TASK DETAILS:
Using the listing below, report all lines holding the word "Canada".

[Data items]
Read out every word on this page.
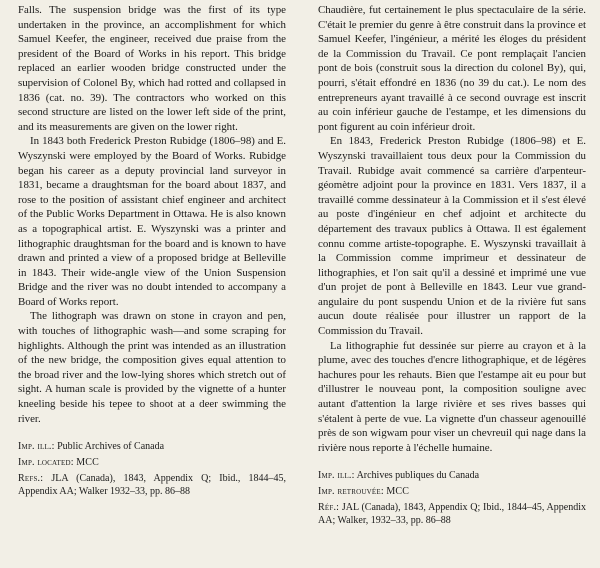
Falls. The suspension bridge was the first of its type undertaken in the province, an accomplishment for which Samuel Keefer, the engineer, received due praise from the president of the Board of Works in his report. This bridge replaced an earlier wooden bridge constructed under the supervision of Colonel By, which had rotted and collapsed in 1836 (cat. no. 39). The contractors who worked on this second structure are listed on the lower left side of the print, and its measurements are given on the lower right.

In 1843 both Frederick Preston Rubidge (1806–98) and E. Wyszynski were employed by the Board of Works. Rubidge began his career as a deputy provincial land surveyor in 1831, became a draughtsman for the board about 1837, and rose to the position of assistant chief engineer and architect of the Public Works Department in Ottawa. He is also known as a topographical artist. E. Wyszynski was a printer and lithographic draughtsman for the board and is known to have drawn and printed a view of a proposed bridge at Belleville in 1843. Their wide-angle view of the Union Suspension Bridge and the river was no doubt intended to accompany a Board of Works report.

The lithograph was drawn on stone in crayon and pen, with touches of lithographic wash—and some scraping for highlights. Although the print was intended as an illustration of the new bridge, the composition gives equal attention to the broad river and the low-lying shores which stretch out of sight. A human scale is provided by the vignette of a hunter kneeling beside his tepee to shoot at a deer swimming the river.

Imp. ill.: Public Archives of Canada
Imp. located: MCC
Refs.: JLA (Canada), 1843, Appendix Q; Ibid., 1844–45, Appendix AA; Walker 1932–33, pp. 86–88

Chaudière, fut certainement le plus spectaculaire de la série. C'était le premier du genre à être construit dans la province et Samuel Keefer, l'ingénieur, a mérité les éloges du président de la Commission du Travail. Ce pont remplaçait l'ancien pont de bois (construit sous la direction du colonel By), qui, pourri, s'était effondré en 1836 (no 39 du cat.). Le nom des entrepreneurs ayant travaillé à ce second ouvrage est inscrit au coin inférieur gauche de l'estampe, et les dimensions du pont figurent au coin inférieur droit.

En 1843, Frederick Preston Rubidge (1806–98) et E. Wyszynski travaillaient tous deux pour la Commission du Travail. Rubidge avait commencé sa carrière d'arpenteur-géomètre adjoint pour la province en 1831. Vers 1837, il a travaillé comme dessinateur à la Commission et il s'est élevé au poste d'ingénieur en chef adjoint et architecte du département des travaux publics à Ottawa. Il est également connu comme artiste-topographe. E. Wyszynski travaillait à la Commission comme imprimeur et dessinateur de lithographies, et l'on sait qu'il a dessiné et imprimé une vue d'un projet de pont à Belleville en 1843. Leur vue grand-angulaire du pont suspendu Union et de la rivière fut sans aucun doute réalisée pour illustrer un rapport de la Commission du Travail.

La lithographie fut dessinée sur pierre au crayon et à la plume, avec des touches d'encre lithographique, et de légères hachures pour les rehauts. Bien que l'estampe ait eu pour but d'illustrer le nouveau pont, la composition souligne avec autant d'attention la large rivière et ses rives basses qui s'étalent à perte de vue. La vignette d'un chasseur agenouillé près de son wigwam pour viser un chevreuil qui nage dans la rivière nous reporte à l'échelle humaine.

Imp. ill.: Archives publiques du Canada
Imp. retrouvée: MCC
Réf.: JAL (Canada), 1843, Appendix Q; Ibid., 1844–45, Appendix AA; Walker, 1932–33, pp. 86–88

ANSWER TO THIS TASK:
Imp. ill.: Public Archives of Canada
Refs.: JLA (Canada), 1843, Appendix Q; Ibid., 1844–45, Appendix AA; Walker 1932–33, pp. 86–88
Imp. ill.: Archives publiques du Canada
Réf.: JAL (Canada), 1843, Appendix Q; Ibid., 1844–45, Appendix AA; Walker, 1932–33, pp. 86–88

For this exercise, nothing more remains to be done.